Given data.
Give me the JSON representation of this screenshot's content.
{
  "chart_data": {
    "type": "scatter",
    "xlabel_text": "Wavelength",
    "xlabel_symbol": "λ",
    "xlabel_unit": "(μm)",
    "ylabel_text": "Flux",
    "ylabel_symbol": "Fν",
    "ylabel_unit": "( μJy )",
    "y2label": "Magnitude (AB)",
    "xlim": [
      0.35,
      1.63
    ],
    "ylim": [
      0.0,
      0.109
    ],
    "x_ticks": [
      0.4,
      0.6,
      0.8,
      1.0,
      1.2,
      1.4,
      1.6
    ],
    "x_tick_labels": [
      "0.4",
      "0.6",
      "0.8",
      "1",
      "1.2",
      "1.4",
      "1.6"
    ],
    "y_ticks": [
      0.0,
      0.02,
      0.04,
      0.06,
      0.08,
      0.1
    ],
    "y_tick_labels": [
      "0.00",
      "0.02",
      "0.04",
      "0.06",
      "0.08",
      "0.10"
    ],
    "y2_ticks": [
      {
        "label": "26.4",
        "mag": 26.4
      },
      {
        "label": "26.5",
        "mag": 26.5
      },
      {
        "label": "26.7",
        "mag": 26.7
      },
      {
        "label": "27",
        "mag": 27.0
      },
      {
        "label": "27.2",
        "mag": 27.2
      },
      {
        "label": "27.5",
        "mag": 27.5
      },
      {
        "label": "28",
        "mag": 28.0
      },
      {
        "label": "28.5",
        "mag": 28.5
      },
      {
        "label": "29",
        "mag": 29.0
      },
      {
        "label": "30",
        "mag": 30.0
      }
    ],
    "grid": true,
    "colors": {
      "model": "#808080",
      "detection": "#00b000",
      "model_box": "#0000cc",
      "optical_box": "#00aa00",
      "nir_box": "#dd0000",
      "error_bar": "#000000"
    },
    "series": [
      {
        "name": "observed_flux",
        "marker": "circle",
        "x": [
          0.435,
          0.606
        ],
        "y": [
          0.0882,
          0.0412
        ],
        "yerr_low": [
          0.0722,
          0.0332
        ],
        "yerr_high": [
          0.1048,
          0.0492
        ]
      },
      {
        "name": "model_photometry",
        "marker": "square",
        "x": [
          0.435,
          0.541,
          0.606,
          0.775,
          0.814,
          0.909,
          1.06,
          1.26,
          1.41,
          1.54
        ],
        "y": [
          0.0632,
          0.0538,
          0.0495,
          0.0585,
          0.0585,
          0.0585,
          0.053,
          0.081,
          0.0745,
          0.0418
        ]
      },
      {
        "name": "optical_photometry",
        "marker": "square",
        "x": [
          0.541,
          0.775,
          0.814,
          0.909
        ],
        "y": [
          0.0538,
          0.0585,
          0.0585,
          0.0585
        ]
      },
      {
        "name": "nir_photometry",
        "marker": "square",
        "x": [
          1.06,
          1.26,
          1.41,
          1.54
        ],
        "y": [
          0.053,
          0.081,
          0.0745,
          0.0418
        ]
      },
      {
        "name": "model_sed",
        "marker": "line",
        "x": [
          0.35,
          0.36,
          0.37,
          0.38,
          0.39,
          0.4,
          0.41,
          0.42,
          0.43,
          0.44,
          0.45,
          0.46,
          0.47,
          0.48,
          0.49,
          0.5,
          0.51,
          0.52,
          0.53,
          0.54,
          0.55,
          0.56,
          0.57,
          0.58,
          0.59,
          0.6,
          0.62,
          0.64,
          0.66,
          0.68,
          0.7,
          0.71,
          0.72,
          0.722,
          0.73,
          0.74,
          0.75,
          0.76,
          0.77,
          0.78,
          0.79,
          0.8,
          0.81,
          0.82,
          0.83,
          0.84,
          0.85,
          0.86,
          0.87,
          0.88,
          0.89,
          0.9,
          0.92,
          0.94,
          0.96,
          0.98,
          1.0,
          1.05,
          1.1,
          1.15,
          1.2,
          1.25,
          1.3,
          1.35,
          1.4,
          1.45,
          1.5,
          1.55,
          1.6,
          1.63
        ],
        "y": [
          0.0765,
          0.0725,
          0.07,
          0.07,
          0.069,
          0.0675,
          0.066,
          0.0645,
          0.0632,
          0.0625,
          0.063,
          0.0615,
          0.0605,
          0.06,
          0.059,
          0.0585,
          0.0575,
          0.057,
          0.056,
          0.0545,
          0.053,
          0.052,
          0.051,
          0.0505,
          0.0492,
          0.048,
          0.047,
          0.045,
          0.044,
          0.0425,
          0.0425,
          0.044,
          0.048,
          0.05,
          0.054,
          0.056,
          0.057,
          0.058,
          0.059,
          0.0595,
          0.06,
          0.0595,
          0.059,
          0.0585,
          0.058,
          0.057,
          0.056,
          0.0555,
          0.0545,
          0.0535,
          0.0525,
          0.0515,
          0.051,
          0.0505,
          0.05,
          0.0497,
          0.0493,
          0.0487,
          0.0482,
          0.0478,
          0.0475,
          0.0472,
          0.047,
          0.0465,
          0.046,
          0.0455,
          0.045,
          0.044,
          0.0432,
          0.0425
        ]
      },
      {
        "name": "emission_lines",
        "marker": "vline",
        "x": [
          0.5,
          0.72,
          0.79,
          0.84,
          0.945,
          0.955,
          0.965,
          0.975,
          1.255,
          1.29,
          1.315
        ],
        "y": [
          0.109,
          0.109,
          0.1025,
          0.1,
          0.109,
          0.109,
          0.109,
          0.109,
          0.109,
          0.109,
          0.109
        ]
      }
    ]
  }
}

Aim. Output every record above exactly as it appears.

Written solution.
Give me the JSON representation of this screenshot's content.
{
  "chart_data": {
    "type": "scatter",
    "xlabel_text": "Wavelength",
    "xlabel_symbol": "λ",
    "xlabel_unit": "(μm)",
    "ylabel_text": "Flux",
    "ylabel_symbol": "Fν",
    "ylabel_unit": "( μJy )",
    "y2label": "Magnitude (AB)",
    "xlim": [
      0.35,
      1.63
    ],
    "ylim": [
      0.0,
      0.109
    ],
    "x_ticks": [
      0.4,
      0.6,
      0.8,
      1.0,
      1.2,
      1.4,
      1.6
    ],
    "x_tick_labels": [
      "0.4",
      "0.6",
      "0.8",
      "1",
      "1.2",
      "1.4",
      "1.6"
    ],
    "y_ticks": [
      0.0,
      0.02,
      0.04,
      0.06,
      0.08,
      0.1
    ],
    "y_tick_labels": [
      "0.00",
      "0.02",
      "0.04",
      "0.06",
      "0.08",
      "0.10"
    ],
    "y2_ticks": [
      {
        "label": "26.4",
        "mag": 26.4
      },
      {
        "label": "26.5",
        "mag": 26.5
      },
      {
        "label": "26.7",
        "mag": 26.7
      },
      {
        "label": "27",
        "mag": 27.0
      },
      {
        "label": "27.2",
        "mag": 27.2
      },
      {
        "label": "27.5",
        "mag": 27.5
      },
      {
        "label": "28",
        "mag": 28.0
      },
      {
        "label": "28.5",
        "mag": 28.5
      },
      {
        "label": "29",
        "mag": 29.0
      },
      {
        "label": "30",
        "mag": 30.0
      }
    ],
    "grid": true,
    "colors": {
      "model": "#808080",
      "detection": "#00b000",
      "model_box": "#0000cc",
      "optical_box": "#00aa00",
      "nir_box": "#dd0000",
      "error_bar": "#000000"
    },
    "series": [
      {
        "name": "observed_flux",
        "marker": "circle",
        "x": [
          0.435,
          0.606
        ],
        "y": [
          0.0882,
          0.0412
        ],
        "yerr_low": [
          0.0722,
          0.0332
        ],
        "yerr_high": [
          0.1048,
          0.0492
        ]
      },
      {
        "name": "model_photometry",
        "marker": "square",
        "x": [
          0.435,
          0.541,
          0.606,
          0.775,
          0.814,
          0.909,
          1.06,
          1.26,
          1.41,
          1.54
        ],
        "y": [
          0.0632,
          0.0538,
          0.0495,
          0.0585,
          0.0585,
          0.0585,
          0.053,
          0.081,
          0.0745,
          0.0418
        ]
      },
      {
        "name": "optical_photometry",
        "marker": "square",
        "x": [
          0.541,
          0.775,
          0.814,
          0.909
        ],
        "y": [
          0.0538,
          0.0585,
          0.0585,
          0.0585
        ]
      },
      {
        "name": "nir_photometry",
        "marker": "square",
        "x": [
          1.06,
          1.26,
          1.41,
          1.54
        ],
        "y": [
          0.053,
          0.081,
          0.0745,
          0.0418
        ]
      },
      {
        "name": "model_sed",
        "marker": "line",
        "x": [
          0.35,
          0.36,
          0.37,
          0.38,
          0.39,
          0.4,
          0.41,
          0.42,
          0.43,
          0.44,
          0.45,
          0.46,
          0.47,
          0.48,
          0.49,
          0.5,
          0.51,
          0.52,
          0.53,
          0.54,
          0.55,
          0.56,
          0.57,
          0.58,
          0.59,
          0.6,
          0.62,
          0.64,
          0.66,
          0.68,
          0.7,
          0.71,
          0.72,
          0.722,
          0.73,
          0.74,
          0.75,
          0.76,
          0.77,
          0.78,
          0.79,
          0.8,
          0.81,
          0.82,
          0.83,
          0.84,
          0.85,
          0.86,
          0.87,
          0.88,
          0.89,
          0.9,
          0.92,
          0.94,
          0.96,
          0.98,
          1.0,
          1.05,
          1.1,
          1.15,
          1.2,
          1.25,
          1.3,
          1.35,
          1.4,
          1.45,
          1.5,
          1.55,
          1.6,
          1.63
        ],
        "y": [
          0.0765,
          0.0725,
          0.07,
          0.07,
          0.069,
          0.0675,
          0.066,
          0.0645,
          0.0632,
          0.0625,
          0.063,
          0.0615,
          0.0605,
          0.06,
          0.059,
          0.0585,
          0.0575,
          0.057,
          0.056,
          0.0545,
          0.053,
          0.052,
          0.051,
          0.0505,
          0.0492,
          0.048,
          0.047,
          0.045,
          0.044,
          0.0425,
          0.0425,
          0.044,
          0.048,
          0.05,
          0.054,
          0.056,
          0.057,
          0.058,
          0.059,
          0.0595,
          0.06,
          0.0595,
          0.059,
          0.0585,
          0.058,
          0.057,
          0.056,
          0.0555,
          0.0545,
          0.0535,
          0.0525,
          0.0515,
          0.051,
          0.0505,
          0.05,
          0.0497,
          0.0493,
          0.0487,
          0.0482,
          0.0478,
          0.0475,
          0.0472,
          0.047,
          0.0465,
          0.046,
          0.0455,
          0.045,
          0.044,
          0.0432,
          0.0425
        ]
      },
      {
        "name": "emission_lines",
        "marker": "vline",
        "x": [
          0.5,
          0.72,
          0.79,
          0.84,
          0.945,
          0.955,
          0.965,
          0.975,
          1.255,
          1.29,
          1.315
        ],
        "y": [
          0.109,
          0.109,
          0.1025,
          0.1,
          0.109,
          0.109,
          0.109,
          0.109,
          0.109,
          0.109,
          0.109
        ]
      }
    ]
  }
}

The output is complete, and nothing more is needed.